**Exercise task:**
Using the material that follows, identify and copy each line with the string "Hispanic".

**Task material:**

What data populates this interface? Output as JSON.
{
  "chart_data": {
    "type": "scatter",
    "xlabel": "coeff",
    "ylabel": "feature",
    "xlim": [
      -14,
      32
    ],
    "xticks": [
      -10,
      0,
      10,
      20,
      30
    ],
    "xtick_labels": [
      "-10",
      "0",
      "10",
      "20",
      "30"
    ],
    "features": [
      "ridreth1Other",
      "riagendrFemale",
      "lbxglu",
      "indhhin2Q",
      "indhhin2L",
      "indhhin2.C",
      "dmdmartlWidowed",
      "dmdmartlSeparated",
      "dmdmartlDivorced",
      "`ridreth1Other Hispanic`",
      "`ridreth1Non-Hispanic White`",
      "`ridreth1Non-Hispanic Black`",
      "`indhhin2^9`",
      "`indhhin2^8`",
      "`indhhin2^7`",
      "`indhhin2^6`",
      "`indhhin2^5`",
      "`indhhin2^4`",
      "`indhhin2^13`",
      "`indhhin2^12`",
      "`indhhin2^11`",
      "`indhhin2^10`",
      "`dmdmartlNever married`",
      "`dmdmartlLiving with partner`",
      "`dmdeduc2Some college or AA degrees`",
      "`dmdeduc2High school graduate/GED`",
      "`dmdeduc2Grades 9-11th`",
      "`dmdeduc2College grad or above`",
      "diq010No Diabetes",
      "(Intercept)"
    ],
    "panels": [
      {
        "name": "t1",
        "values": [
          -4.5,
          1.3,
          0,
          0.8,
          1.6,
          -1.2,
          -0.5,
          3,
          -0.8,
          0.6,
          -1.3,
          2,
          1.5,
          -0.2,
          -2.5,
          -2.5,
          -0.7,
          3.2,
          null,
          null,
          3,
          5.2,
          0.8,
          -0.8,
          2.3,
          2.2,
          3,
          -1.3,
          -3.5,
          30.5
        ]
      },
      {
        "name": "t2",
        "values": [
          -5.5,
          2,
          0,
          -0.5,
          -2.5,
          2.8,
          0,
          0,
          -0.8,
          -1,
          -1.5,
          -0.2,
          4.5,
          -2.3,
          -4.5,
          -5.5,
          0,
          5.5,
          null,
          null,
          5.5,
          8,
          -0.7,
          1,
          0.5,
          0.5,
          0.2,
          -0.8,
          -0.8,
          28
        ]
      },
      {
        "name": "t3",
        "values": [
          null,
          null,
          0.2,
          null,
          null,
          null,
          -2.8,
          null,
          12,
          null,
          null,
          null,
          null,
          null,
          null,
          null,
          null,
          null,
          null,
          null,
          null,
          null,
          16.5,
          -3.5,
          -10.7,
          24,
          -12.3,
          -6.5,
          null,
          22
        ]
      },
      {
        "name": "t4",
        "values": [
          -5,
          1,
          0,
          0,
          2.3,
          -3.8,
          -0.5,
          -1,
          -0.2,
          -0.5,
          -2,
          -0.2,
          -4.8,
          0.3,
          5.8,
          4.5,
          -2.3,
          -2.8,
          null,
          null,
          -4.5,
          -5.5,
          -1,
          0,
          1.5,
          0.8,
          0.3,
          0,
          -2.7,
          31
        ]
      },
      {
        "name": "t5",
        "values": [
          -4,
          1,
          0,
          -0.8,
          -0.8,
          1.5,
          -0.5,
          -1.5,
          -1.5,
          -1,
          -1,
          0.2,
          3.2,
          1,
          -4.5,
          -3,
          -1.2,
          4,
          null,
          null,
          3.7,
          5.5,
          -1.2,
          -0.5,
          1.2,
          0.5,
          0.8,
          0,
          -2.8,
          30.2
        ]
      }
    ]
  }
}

---

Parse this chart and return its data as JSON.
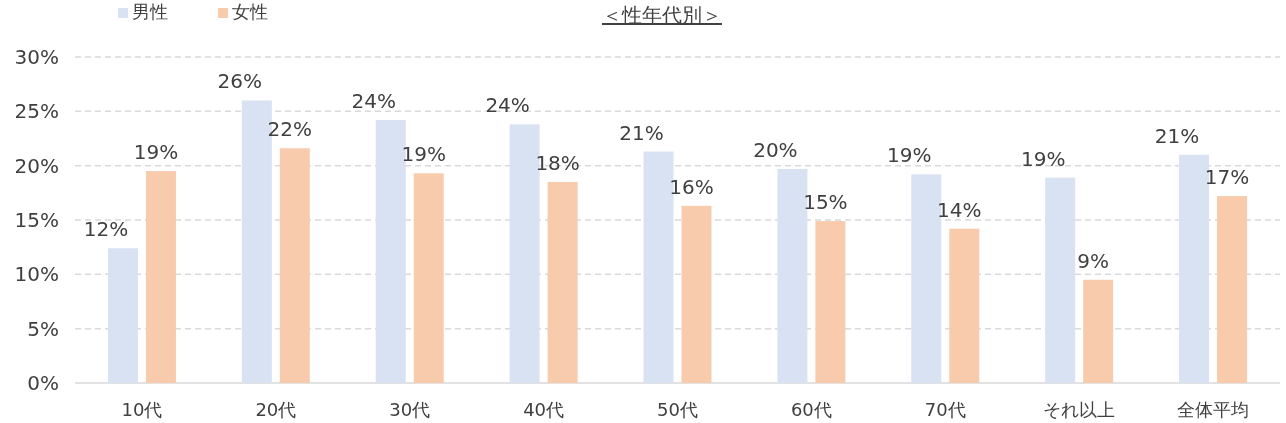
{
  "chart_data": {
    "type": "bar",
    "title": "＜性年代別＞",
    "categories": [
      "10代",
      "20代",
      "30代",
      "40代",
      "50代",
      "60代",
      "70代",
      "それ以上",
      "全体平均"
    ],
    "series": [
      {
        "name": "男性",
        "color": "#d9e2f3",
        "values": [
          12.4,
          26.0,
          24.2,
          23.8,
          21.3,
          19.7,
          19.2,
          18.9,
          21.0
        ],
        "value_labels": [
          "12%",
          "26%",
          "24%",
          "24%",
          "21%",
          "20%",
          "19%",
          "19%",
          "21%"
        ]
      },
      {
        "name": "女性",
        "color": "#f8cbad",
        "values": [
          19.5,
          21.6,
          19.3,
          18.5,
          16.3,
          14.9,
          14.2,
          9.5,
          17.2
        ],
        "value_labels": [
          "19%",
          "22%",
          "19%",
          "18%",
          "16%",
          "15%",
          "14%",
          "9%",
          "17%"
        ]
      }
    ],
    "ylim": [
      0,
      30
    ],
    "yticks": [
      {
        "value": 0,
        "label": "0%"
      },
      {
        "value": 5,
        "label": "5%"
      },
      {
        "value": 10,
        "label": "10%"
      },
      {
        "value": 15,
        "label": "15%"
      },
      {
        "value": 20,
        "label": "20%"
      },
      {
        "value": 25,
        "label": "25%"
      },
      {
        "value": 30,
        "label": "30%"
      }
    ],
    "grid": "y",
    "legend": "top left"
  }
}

--

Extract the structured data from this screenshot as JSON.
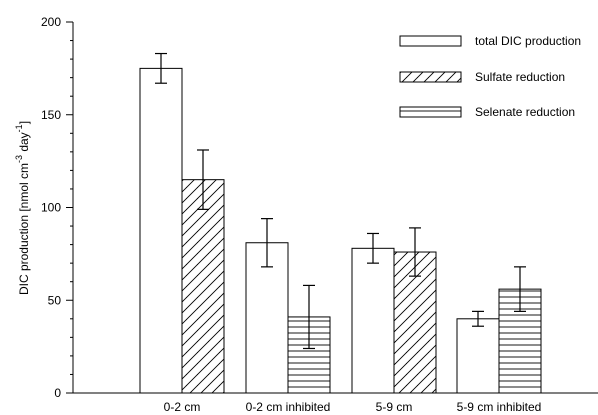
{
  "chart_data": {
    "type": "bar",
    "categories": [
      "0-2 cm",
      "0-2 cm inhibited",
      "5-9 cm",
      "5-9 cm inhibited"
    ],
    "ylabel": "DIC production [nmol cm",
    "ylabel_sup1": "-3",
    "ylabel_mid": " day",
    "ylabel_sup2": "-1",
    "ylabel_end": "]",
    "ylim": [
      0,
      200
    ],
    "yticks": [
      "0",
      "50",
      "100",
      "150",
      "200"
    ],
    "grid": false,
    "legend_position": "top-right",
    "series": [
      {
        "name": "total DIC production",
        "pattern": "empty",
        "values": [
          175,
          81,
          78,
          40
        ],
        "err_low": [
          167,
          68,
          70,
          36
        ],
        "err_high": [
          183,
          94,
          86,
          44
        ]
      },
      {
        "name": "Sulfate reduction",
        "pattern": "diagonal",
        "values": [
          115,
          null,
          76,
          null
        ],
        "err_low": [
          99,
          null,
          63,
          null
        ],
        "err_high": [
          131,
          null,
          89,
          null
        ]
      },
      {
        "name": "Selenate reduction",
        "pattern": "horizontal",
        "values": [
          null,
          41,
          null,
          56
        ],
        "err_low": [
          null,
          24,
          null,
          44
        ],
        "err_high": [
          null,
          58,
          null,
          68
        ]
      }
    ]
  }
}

**Solution:**
      "`ridreth1Other Hispanic`",
      "`ridreth1Non-Hispanic White`",
      "`ridreth1Non-Hispanic Black`",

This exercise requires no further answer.